▸ **The request**: Copy each line that holds "crisis".

▸ **Provided entries**:
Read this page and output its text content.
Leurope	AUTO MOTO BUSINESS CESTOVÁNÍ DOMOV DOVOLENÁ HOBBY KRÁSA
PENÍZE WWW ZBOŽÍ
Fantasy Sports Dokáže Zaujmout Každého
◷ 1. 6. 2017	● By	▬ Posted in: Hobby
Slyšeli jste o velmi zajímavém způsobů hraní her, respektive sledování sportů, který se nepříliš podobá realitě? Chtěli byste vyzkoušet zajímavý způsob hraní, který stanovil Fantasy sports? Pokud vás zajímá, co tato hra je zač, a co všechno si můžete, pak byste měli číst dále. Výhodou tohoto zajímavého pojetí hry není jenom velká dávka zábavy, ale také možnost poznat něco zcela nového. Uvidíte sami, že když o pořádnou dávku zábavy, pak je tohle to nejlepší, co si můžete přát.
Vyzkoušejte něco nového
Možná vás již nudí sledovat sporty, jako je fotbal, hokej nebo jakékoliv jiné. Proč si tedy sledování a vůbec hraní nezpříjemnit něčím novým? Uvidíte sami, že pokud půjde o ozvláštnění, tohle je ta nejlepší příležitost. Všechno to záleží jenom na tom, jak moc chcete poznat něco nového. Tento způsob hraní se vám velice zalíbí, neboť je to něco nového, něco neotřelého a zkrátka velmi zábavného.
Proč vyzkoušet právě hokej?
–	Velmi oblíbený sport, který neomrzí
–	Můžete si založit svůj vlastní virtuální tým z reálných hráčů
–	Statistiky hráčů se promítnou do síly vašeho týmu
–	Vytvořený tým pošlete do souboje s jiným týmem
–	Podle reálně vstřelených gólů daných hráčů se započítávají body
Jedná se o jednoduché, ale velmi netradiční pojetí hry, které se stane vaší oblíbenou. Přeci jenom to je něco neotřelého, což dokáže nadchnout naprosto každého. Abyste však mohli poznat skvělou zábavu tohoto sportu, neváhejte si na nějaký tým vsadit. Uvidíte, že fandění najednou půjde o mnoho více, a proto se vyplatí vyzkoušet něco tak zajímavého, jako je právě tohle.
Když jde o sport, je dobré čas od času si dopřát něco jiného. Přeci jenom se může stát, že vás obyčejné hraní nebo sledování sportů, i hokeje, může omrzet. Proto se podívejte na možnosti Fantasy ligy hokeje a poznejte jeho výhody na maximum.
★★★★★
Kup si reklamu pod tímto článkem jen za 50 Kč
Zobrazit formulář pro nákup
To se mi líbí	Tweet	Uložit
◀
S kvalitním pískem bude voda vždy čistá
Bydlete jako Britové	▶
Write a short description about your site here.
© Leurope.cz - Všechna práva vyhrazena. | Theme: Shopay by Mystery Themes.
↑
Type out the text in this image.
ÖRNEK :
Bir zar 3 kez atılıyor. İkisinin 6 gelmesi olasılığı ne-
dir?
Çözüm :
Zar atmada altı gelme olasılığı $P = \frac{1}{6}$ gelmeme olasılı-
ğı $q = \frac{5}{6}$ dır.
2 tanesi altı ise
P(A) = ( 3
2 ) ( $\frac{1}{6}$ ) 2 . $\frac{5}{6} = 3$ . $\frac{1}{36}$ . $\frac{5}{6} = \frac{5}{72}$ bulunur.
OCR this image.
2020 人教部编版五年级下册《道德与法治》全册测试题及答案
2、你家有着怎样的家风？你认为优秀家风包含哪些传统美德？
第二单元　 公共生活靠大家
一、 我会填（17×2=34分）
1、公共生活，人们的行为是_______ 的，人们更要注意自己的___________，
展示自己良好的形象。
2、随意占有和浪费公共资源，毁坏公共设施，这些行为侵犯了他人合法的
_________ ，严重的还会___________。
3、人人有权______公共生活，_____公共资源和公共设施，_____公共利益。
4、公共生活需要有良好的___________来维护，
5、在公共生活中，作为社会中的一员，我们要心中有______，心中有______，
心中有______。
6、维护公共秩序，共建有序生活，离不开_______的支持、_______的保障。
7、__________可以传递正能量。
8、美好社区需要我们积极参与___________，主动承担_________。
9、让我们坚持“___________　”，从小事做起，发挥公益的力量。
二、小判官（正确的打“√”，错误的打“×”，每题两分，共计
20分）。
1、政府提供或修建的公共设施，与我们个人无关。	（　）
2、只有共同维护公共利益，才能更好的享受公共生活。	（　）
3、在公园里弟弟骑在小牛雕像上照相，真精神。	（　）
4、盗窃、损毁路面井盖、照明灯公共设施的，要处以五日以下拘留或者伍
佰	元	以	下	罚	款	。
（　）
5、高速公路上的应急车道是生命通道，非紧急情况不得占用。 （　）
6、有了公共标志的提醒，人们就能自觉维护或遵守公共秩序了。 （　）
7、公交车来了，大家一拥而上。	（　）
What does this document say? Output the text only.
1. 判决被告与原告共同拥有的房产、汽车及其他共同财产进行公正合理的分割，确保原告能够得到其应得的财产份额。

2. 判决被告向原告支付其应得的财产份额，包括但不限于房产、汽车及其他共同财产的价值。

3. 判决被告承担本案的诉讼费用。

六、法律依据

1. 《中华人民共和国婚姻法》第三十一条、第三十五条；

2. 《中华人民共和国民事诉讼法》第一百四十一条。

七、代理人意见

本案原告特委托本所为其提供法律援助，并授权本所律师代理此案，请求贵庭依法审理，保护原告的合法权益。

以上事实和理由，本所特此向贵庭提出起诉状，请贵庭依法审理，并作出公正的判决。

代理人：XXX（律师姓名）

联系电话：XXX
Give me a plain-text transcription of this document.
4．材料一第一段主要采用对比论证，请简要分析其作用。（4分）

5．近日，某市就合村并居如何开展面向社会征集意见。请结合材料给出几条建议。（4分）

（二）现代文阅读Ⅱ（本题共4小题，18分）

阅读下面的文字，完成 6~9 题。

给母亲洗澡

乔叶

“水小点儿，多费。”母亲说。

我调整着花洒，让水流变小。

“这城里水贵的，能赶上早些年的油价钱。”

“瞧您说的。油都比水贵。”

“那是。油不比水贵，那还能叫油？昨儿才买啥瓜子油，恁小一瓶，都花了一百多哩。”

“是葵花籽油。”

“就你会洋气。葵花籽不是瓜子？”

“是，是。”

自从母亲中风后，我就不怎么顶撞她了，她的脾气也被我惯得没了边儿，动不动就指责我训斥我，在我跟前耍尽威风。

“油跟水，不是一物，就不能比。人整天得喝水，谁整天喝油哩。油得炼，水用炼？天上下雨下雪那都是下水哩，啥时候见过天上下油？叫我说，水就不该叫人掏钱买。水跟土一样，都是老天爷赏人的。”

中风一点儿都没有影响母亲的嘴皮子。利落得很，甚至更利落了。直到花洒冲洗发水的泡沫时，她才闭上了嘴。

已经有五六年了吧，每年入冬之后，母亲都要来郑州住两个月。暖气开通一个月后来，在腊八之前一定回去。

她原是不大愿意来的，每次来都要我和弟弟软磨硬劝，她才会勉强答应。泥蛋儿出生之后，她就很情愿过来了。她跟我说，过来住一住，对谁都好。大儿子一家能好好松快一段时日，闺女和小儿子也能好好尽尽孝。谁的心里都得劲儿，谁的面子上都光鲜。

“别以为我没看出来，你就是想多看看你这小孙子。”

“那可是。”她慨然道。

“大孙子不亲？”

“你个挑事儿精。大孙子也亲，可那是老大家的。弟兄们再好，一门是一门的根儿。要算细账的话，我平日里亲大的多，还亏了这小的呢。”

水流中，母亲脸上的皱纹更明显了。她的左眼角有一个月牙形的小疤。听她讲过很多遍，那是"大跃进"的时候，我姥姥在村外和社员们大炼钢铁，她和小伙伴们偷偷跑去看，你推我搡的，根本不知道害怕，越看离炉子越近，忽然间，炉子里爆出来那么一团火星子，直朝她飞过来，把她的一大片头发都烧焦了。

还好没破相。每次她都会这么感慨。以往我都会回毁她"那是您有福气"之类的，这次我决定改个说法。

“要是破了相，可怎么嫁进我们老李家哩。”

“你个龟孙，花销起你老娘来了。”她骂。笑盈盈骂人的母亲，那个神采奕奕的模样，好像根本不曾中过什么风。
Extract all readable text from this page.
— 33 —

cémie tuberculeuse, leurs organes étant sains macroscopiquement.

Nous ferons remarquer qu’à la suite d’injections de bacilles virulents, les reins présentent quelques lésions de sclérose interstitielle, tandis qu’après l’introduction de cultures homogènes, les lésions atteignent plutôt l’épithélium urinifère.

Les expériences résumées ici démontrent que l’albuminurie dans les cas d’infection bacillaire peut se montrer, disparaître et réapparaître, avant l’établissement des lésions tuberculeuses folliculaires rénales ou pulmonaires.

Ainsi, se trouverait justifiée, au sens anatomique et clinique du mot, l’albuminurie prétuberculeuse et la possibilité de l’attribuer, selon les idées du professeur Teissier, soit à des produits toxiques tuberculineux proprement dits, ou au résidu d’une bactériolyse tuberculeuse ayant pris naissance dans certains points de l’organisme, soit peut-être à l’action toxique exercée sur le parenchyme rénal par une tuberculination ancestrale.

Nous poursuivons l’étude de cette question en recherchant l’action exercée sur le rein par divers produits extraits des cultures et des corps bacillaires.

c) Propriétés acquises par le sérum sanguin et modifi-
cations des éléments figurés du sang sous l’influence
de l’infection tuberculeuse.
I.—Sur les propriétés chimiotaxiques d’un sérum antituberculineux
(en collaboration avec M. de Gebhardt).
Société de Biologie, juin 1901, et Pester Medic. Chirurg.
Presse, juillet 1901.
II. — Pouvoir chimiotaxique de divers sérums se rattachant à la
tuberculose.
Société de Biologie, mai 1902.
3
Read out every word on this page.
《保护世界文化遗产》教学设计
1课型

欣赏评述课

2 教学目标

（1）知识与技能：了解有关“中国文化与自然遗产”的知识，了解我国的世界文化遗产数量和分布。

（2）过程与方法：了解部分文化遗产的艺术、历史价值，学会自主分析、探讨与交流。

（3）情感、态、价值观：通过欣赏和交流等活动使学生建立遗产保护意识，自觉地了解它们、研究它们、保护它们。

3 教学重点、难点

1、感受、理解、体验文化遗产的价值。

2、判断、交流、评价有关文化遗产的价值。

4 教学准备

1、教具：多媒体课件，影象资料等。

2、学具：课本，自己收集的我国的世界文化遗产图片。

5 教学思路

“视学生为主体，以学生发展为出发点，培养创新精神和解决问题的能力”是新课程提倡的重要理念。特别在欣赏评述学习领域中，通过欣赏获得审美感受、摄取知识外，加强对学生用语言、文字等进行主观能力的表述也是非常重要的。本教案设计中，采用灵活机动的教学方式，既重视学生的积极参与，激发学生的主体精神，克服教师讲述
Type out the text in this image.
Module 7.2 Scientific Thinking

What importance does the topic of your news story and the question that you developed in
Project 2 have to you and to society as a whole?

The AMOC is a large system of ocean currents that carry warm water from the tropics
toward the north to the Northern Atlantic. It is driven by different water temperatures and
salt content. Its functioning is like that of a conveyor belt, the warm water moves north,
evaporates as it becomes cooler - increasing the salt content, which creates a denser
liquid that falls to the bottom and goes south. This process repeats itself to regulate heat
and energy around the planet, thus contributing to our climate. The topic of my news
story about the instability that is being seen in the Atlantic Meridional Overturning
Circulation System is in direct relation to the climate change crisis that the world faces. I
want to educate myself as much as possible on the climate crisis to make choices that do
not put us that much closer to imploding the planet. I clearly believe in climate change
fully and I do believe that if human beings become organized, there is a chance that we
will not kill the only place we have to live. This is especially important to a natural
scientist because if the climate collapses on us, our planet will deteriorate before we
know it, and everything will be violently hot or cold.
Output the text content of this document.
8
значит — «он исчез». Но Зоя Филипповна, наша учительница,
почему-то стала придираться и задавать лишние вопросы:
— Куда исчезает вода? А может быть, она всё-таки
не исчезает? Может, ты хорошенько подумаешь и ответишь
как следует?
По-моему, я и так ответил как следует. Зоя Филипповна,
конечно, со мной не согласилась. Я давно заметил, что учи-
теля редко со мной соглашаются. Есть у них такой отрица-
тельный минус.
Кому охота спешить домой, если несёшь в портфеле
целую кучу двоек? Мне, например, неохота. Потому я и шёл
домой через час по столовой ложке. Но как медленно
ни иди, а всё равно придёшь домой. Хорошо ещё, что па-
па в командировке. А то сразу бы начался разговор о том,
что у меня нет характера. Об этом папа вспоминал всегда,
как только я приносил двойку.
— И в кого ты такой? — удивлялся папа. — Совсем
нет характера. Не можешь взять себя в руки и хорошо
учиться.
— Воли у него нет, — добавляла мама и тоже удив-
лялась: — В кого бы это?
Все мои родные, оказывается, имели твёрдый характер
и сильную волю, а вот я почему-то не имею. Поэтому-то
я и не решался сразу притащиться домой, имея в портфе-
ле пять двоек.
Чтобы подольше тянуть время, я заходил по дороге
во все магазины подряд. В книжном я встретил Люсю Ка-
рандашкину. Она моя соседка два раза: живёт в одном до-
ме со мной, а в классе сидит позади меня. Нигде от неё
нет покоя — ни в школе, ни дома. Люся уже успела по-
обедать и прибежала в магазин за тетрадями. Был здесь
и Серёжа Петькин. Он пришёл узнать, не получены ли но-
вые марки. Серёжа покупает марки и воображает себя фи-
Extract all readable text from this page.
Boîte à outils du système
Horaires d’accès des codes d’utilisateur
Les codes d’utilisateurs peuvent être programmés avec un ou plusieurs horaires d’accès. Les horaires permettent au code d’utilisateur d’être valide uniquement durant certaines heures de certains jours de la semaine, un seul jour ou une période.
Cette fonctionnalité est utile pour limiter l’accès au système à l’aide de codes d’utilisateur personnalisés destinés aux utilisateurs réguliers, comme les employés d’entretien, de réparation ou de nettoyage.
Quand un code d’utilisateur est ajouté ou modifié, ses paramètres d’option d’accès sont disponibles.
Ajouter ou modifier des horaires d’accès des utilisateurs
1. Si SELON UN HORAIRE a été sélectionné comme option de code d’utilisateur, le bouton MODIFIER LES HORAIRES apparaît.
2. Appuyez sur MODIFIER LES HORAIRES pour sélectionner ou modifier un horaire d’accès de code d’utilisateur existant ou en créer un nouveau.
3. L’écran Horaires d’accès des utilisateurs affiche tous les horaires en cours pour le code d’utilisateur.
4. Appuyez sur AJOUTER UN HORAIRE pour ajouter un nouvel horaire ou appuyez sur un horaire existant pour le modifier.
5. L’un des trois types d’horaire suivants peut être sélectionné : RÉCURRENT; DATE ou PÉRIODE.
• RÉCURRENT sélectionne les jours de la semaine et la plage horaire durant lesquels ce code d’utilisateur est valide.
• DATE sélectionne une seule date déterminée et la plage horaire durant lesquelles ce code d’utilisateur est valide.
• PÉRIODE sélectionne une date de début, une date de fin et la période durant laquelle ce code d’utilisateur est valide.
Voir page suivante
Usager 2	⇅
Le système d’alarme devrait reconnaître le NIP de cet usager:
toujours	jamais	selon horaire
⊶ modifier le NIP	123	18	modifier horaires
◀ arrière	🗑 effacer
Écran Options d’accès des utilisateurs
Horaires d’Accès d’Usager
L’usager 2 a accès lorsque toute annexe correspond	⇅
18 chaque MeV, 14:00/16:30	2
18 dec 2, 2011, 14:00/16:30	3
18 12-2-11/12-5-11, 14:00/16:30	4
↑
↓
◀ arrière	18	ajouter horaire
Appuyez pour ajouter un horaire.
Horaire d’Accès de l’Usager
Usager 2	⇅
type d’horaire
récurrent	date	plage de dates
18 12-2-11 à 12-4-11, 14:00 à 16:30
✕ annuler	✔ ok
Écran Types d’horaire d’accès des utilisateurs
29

▸ **Full answer**:
Circulation System is in direct relation to the climate change crisis that the world faces. I
want to educate myself as much as possible on the climate crisis to make choices that do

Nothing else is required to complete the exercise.